» Given exercise
In the post below about the disposable worker, translate this sentence into Spanish: "I'm traditionally leery of fads of all sorts, as they tend to be driven by hysteria, causing normally sane and rational people to act in a manner that defies explanation."

··· Text extract

Avoiding Another Dumb Management Mania-The Disposable Worker
Filed under: Crisis Leadership, Current Affairs, Performance, Social Commentary
Note from Art: my rant is dedicated to helping keep what is in some circumstances a reasonable business tactic from becoming the latest value-destroying mania.
I wrote last week on “Thoughts on Leading and Managing in the Era of the Disposable Worker.” The post was prompted by an article in BusinessWeek, outlining this latest gem of management wisdom that has organizations of all types rethinking the need for employees and shifting to contract workers. Positions from the CEO suite to those types of roles that we’ve become accustomed to outsourcing, and everything in-between, are fair game.
I’m traditionally leery of fads of all sorts, as they tend to be driven by hysteria, causing normally sane and rational people to act in a manner that defies explanation. I’m fearful that we are on the brink of another horrendous, value-destroying mania as we embrace the short-term cost convenient fad of creating disposable workers.
A Few Examples of Manias Gone Horribly Wrong:
It wasn’t’ so long ago, that almost everyone wondered for just a moment whether the laws of economics had been suspended as the internet gold rush began. Those of us on the sidelines were left to wonder why we weren’t as smart as everyone else and still valued profits over clicks and eyeballs. For a short period of time, our world was one where gobs of money flowed to people with ideas that included losing all of it and then some, and market valuations for firms without a single customer exploded from here to Jupiter. Anyone that dared to question this environment ended up running away from a bunch of options-toting visionaries lest they be trampled in the stampede of outrage. How dare we not understand that clicks and eyeballs were the new replacement for profits and that anyone that could throw around the phrase “data aggregation” was worth funding.
Eventually, the laws of physics and economics reasserted themselves, the dot come bubble burst and we spent a decade creating a new mania in the housing market. Once again, the rules of common sense and gravity won out, yet tens of millions of normally rational people succumbed to the mania and many have lost much more than paper options.
As a wise teacher once indicated, “There is no such thing as a money machine.”
Opinions, Thoughts and Irreverent Observations on this Potential Next Mania:
All of this brings me back to the latest rage of firing your employees and hiring contract workers to staff your business. For those of you new Management Messiahs that are leading the charge here, I have a few questions, observations and answers for you:
- Opinion: Turn core, value-creating roles into contract workers, and you will be selling your soul to pay the number crunchers and analysts.
- Opinion: You cannot sustain any form of business performance excellence with a transient workforce.
- Question: How will you replace that invisible but palpable thing called culture and how will you build a high performance culture around nameless, faceless drones?
- Observation: Once your competitors identify all of the talent that you’ve alienated, it will be open hunting season and you’re what’s for dinner.
- Observation: your global competitors are not foregoing their futures by emphasizing the numbers in the present. A short-term time orientation is a powerful dimension of U.S. business culture and thinking, and it is a weakness.
- Question and Name Calling: Why is this your BEST answer for competing? Is that all you’ve got?

······
··· Records provided

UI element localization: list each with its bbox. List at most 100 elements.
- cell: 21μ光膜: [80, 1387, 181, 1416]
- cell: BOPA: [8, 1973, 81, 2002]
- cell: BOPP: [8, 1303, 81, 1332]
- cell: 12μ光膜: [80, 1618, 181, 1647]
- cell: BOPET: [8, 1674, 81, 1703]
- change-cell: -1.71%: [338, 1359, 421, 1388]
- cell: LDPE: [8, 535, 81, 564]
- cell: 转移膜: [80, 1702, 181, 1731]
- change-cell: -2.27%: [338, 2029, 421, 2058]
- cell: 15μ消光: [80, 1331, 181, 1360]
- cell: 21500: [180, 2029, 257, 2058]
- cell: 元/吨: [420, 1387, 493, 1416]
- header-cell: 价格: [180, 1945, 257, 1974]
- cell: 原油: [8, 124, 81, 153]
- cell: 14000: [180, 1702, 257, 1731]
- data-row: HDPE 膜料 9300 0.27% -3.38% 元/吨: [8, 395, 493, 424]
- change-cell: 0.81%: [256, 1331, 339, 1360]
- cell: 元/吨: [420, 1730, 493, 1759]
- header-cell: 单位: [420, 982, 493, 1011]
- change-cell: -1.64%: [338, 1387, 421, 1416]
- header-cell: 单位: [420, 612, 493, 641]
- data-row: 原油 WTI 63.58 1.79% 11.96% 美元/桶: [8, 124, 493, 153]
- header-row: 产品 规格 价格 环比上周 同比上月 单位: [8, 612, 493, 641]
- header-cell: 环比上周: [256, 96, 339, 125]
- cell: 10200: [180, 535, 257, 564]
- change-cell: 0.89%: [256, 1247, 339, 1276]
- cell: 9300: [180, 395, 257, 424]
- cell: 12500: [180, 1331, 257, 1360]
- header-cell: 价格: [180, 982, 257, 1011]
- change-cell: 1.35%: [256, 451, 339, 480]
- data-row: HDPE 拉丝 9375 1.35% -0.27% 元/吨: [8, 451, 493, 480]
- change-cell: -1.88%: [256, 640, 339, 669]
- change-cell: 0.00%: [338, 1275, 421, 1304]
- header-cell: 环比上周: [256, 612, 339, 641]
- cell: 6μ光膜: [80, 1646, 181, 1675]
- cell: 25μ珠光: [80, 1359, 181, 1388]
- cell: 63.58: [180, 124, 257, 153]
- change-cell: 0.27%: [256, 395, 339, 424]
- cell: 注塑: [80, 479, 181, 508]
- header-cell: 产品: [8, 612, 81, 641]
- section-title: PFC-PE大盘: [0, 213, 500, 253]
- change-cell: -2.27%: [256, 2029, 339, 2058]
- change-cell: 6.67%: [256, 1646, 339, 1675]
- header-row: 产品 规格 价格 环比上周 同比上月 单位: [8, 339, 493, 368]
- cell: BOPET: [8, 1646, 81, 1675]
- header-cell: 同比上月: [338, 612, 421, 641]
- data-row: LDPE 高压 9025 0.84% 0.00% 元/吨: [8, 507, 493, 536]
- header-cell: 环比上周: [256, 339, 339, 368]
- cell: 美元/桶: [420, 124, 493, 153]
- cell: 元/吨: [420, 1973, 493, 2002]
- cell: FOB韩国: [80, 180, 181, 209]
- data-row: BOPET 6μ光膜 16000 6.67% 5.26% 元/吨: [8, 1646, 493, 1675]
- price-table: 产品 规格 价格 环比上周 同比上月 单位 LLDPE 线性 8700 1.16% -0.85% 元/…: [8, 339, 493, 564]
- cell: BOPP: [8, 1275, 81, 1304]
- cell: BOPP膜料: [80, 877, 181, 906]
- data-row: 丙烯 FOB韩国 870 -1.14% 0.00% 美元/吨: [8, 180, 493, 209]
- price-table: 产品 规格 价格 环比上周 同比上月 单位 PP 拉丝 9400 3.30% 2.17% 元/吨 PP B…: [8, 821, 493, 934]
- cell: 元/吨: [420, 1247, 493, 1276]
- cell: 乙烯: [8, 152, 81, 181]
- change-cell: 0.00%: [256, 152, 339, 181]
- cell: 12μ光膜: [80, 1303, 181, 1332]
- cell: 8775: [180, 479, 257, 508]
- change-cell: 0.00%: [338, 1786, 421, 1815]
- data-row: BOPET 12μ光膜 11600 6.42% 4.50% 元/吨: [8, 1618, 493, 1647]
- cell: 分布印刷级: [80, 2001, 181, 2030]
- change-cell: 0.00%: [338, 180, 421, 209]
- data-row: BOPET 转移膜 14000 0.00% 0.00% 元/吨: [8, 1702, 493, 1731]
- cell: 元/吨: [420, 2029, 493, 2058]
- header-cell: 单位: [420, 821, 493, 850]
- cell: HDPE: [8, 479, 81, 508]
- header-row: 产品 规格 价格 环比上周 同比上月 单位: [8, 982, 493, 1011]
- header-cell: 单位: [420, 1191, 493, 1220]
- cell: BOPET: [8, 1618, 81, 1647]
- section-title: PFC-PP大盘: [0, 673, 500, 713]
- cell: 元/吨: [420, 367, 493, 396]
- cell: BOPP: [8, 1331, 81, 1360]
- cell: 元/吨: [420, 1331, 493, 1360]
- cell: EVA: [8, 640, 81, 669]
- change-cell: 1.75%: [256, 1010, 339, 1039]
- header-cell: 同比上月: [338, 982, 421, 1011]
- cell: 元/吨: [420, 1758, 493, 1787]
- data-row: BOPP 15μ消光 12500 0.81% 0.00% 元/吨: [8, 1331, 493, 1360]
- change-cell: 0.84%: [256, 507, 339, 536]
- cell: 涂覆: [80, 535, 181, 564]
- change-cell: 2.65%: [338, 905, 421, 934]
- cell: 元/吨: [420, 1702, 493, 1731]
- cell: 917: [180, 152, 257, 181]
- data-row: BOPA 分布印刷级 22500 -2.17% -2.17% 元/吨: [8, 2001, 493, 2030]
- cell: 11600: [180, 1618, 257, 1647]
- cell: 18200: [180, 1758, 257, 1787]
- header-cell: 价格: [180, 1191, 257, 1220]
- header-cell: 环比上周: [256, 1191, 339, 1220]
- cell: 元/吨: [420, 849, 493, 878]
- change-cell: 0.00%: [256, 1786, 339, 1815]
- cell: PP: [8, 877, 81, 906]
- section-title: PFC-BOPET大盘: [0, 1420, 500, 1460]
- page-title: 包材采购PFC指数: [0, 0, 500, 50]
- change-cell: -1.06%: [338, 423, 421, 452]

······

» Answer for this exercise
Tradicionalmente desconfío de las modas de todo tipo, ya que suelen estar impulsadas por la histeria, lo que lleva a personas normalmente cuerdas y racionales a actuar de una manera que desafía toda explicación.